>> start
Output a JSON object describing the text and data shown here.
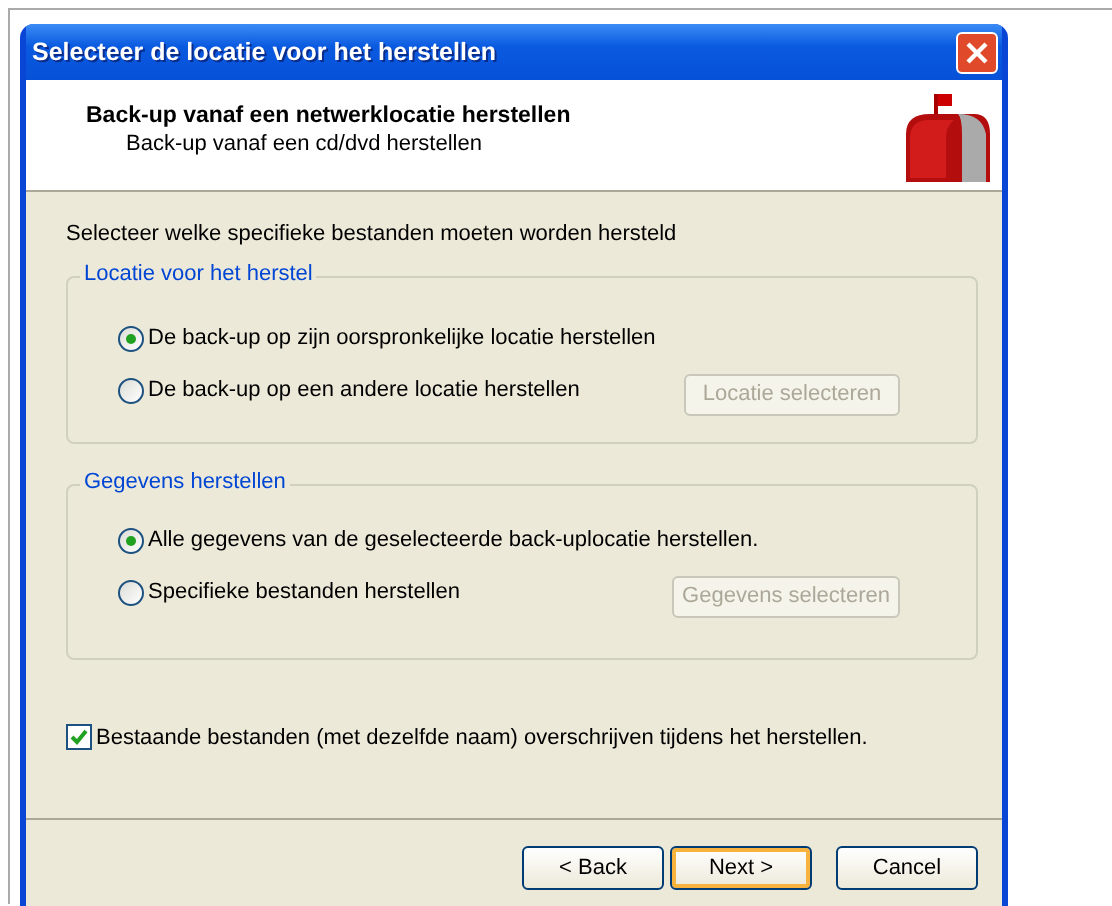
{
  "window": {
    "title": "Selecteer de locatie voor het herstellen"
  },
  "header": {
    "title": "Back-up vanaf een netwerklocatie herstellen",
    "subtitle": "Back-up vanaf een cd/dvd herstellen"
  },
  "instruction": "Selecteer welke specifieke bestanden moeten worden hersteld",
  "groups": [
    {
      "legend": "Locatie voor het herstel",
      "options": [
        {
          "label": "De back-up op zijn oorspronkelijke locatie herstellen",
          "selected": true
        },
        {
          "label": "De back-up op een andere locatie herstellen",
          "selected": false,
          "button": {
            "label": "Locatie selecteren",
            "disabled": true
          }
        }
      ]
    },
    {
      "legend": "Gegevens herstellen",
      "options": [
        {
          "label": "Alle gegevens van de geselecteerde back-uplocatie herstellen.",
          "selected": true
        },
        {
          "label": "Specifieke bestanden herstellen",
          "selected": false,
          "button": {
            "label": "Gegevens selecteren",
            "disabled": true
          }
        }
      ]
    }
  ],
  "overwrite": {
    "label": "Bestaande bestanden (met dezelfde naam) overschrijven tijdens het herstellen.",
    "checked": true
  },
  "buttons": [
    {
      "label": "< Back",
      "default": false
    },
    {
      "label": "Next >",
      "default": true
    },
    {
      "label": "Cancel",
      "default": false
    }
  ]
}
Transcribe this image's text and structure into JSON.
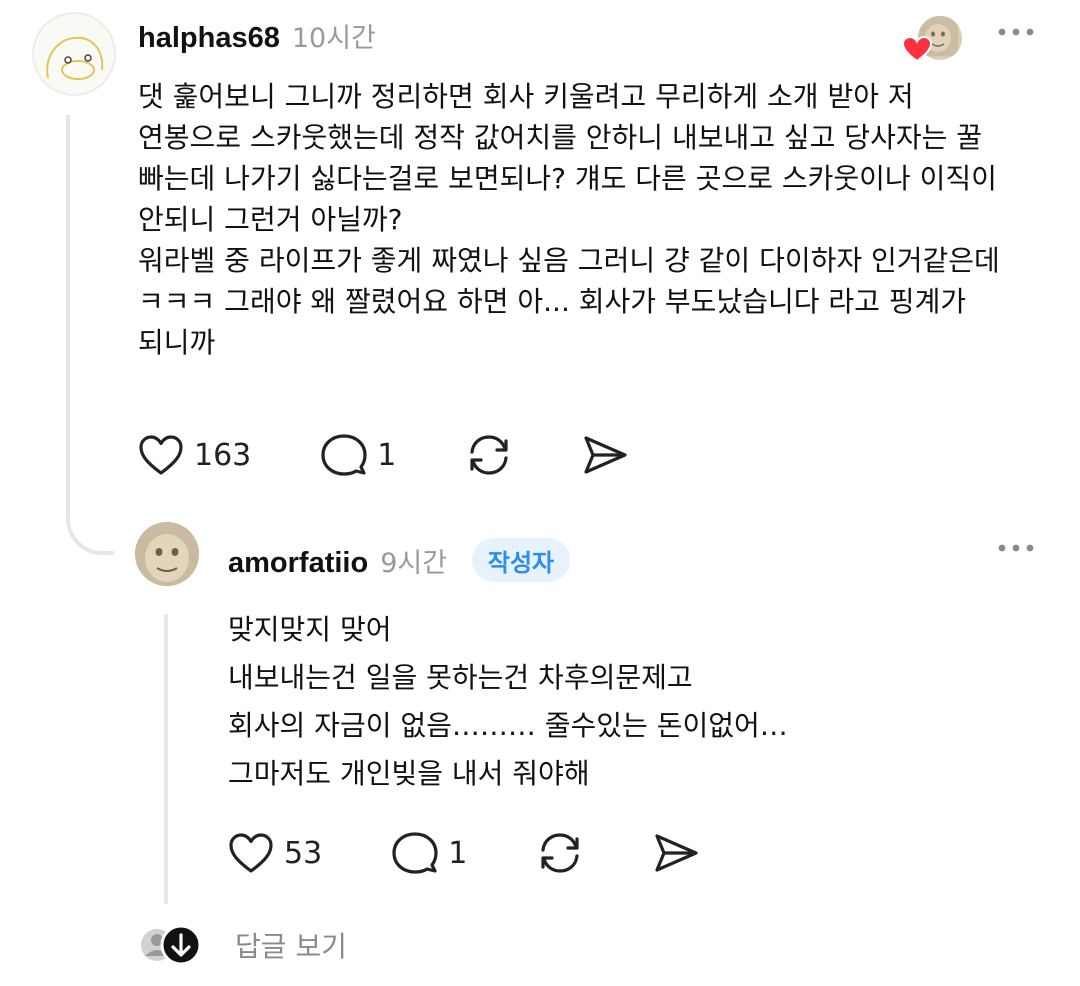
{
  "comment": {
    "username": "halphas68",
    "time": "10시간",
    "body": "댓 훑어보니 그니까 정리하면 회사 키울려고 무리하게 소개 받아 저\n연봉으로 스카웃했는데 정작 값어치를 안하니 내보내고 싶고 당사자는 꿀\n빠는데 나가기 싫다는걸로 보면되나? 걔도 다른 곳으로 스카웃이나 이직이\n안되니 그런거 아닐까?\n워라벨 중 라이프가 좋게 짜였나 싶음 그러니 걍 같이 다이하자 인거같은데\nㅋㅋㅋ 그래야 왜 짤렸어요 하면 아... 회사가 부도났습니다 라고 핑계가\n되니까",
    "likes": "163",
    "replies": "1"
  },
  "reply": {
    "username": "amorfatiio",
    "time": "9시간",
    "author_badge": "작성자",
    "body": "맞지맞지 맞어\n내보내는건 일을 못하는건 차후의문제고\n회사의 자금이 없음……… 줄수있는 돈이없어…\n그마저도 개인빚을 내서 줘야해",
    "likes": "53",
    "replies": "1"
  },
  "view_replies_label": "답글 보기",
  "colors": {
    "heart": "#ff3040",
    "badge_bg": "#e6f2fd",
    "badge_text": "#2d8cf0",
    "thread_line": "#e6e6e6"
  }
}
>> end
● **Set problem**:
Drop the pictures, then reproduce exactly the lines from the one with "Transcribe this image's" through the final line of the listing.

● **Written answer**:
Transcribe this image's text and structure into JSON.
{
  "comment": {
    "username": "halphas68",
    "time": "10시간",
    "body": "댓 훑어보니 그니까 정리하면 회사 키울려고 무리하게 소개 받아 저\n연봉으로 스카웃했는데 정작 값어치를 안하니 내보내고 싶고 당사자는 꿀\n빠는데 나가기 싫다는걸로 보면되나? 걔도 다른 곳으로 스카웃이나 이직이\n안되니 그런거 아닐까?\n워라벨 중 라이프가 좋게 짜였나 싶음 그러니 걍 같이 다이하자 인거같은데\nㅋㅋㅋ 그래야 왜 짤렸어요 하면 아... 회사가 부도났습니다 라고 핑계가\n되니까",
    "likes": "163",
    "replies": "1"
  },
  "reply": {
    "username": "amorfatiio",
    "time": "9시간",
    "author_badge": "작성자",
    "body": "맞지맞지 맞어\n내보내는건 일을 못하는건 차후의문제고\n회사의 자금이 없음……… 줄수있는 돈이없어…\n그마저도 개인빚을 내서 줘야해",
    "likes": "53",
    "replies": "1"
  },
  "view_replies_label": "답글 보기",
  "colors": {
    "heart": "#ff3040",
    "badge_bg": "#e6f2fd",
    "badge_text": "#2d8cf0",
    "thread_line": "#e6e6e6"
  }
}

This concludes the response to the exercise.